WHAT IS NEEDED -
Return, from the data that follows, each line that holds the word "close".
[[ PROVIDED DATA, beginning ]]
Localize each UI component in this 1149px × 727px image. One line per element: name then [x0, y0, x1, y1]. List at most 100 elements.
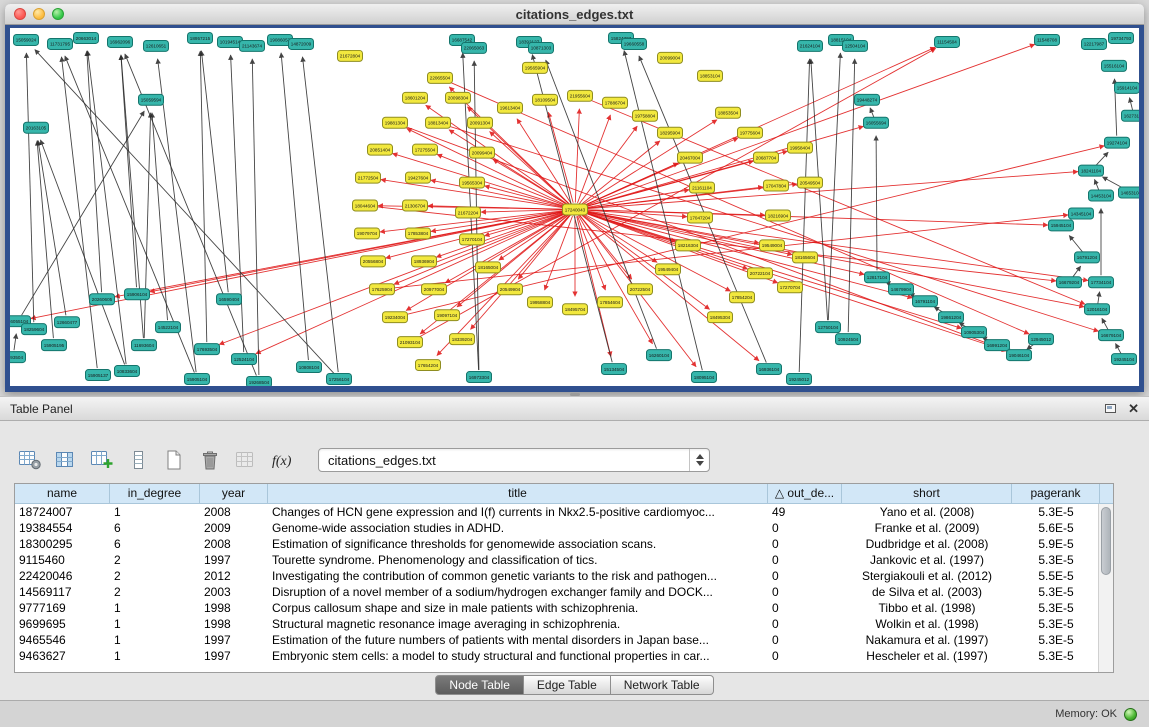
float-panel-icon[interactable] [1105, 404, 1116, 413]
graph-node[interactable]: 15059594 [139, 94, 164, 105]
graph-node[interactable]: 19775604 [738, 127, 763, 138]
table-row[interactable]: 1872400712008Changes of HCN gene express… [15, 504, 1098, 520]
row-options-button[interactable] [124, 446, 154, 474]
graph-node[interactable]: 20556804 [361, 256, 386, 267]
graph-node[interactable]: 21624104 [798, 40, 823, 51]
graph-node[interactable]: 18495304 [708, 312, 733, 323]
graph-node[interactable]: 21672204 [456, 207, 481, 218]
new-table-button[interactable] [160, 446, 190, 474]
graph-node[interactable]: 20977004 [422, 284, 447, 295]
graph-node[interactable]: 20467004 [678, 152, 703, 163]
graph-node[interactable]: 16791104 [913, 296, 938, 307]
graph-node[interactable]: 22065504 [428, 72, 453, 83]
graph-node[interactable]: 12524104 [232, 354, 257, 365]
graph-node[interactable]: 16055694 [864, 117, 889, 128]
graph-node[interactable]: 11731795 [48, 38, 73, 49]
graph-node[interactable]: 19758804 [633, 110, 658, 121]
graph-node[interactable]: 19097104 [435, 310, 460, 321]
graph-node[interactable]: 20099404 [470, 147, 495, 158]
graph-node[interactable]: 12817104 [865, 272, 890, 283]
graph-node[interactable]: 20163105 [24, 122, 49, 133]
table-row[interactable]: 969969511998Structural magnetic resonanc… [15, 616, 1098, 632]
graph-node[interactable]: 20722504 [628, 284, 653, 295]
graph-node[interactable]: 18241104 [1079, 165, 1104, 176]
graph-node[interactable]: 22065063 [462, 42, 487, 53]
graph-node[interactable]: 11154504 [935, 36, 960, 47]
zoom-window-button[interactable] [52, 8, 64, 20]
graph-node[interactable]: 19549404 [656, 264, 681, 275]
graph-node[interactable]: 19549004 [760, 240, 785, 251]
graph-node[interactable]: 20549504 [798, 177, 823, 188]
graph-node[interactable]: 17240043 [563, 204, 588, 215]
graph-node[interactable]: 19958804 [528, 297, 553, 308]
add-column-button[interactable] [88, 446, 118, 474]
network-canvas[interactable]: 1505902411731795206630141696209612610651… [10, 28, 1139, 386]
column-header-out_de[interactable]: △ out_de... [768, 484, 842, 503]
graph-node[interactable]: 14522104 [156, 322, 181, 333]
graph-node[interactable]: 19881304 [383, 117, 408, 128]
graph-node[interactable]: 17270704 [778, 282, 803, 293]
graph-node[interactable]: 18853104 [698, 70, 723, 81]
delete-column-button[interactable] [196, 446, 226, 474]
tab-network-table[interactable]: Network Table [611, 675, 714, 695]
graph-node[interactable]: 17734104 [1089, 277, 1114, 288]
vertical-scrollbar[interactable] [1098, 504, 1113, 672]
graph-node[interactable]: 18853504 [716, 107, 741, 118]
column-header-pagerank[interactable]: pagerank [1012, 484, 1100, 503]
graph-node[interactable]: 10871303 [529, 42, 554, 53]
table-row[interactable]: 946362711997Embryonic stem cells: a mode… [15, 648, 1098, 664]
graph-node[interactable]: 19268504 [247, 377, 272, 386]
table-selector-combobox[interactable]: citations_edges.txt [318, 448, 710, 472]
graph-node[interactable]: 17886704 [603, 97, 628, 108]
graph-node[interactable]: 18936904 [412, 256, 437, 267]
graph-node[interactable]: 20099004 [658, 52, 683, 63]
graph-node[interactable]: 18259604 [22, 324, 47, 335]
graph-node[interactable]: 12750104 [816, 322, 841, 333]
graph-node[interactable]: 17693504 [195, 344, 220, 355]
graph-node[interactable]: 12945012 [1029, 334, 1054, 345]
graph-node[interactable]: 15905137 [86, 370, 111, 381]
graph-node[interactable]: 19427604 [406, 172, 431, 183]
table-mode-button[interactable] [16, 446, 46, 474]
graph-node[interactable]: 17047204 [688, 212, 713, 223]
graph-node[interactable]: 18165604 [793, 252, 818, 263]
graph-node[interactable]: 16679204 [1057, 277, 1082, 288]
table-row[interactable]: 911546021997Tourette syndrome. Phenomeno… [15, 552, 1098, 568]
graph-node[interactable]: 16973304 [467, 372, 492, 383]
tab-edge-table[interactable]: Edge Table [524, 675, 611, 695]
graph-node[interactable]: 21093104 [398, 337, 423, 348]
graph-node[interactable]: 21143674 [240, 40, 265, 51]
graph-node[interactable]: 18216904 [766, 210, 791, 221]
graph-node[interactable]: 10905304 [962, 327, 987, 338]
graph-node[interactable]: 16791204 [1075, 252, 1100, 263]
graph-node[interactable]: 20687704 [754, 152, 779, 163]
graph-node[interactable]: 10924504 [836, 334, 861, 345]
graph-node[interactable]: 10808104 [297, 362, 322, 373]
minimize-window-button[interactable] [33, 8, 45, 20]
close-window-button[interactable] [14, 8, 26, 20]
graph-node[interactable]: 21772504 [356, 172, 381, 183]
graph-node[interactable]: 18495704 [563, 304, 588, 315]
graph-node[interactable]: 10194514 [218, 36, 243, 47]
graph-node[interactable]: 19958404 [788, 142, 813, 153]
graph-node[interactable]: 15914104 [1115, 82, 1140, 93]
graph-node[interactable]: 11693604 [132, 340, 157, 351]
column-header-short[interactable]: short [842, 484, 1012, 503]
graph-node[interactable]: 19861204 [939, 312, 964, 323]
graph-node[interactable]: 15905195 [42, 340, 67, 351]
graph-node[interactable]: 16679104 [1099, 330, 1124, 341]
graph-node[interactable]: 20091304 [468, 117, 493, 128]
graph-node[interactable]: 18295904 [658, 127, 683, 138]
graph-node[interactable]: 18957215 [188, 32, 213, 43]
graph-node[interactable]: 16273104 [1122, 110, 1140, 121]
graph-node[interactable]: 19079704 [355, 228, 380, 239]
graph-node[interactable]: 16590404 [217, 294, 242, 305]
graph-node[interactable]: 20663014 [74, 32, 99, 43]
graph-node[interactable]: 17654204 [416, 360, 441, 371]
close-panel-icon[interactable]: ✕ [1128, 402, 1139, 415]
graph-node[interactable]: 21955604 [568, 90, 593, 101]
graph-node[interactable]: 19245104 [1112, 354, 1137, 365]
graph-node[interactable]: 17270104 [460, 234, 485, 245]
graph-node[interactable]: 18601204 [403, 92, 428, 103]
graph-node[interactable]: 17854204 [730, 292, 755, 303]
[[ PROVIDED DATA, end ]]
OUTPUT OF THE TASK -
close-window-button[interactable] [14, 8, 26, 20]
close-panel-icon[interactable]: ✕ [1128, 402, 1139, 415]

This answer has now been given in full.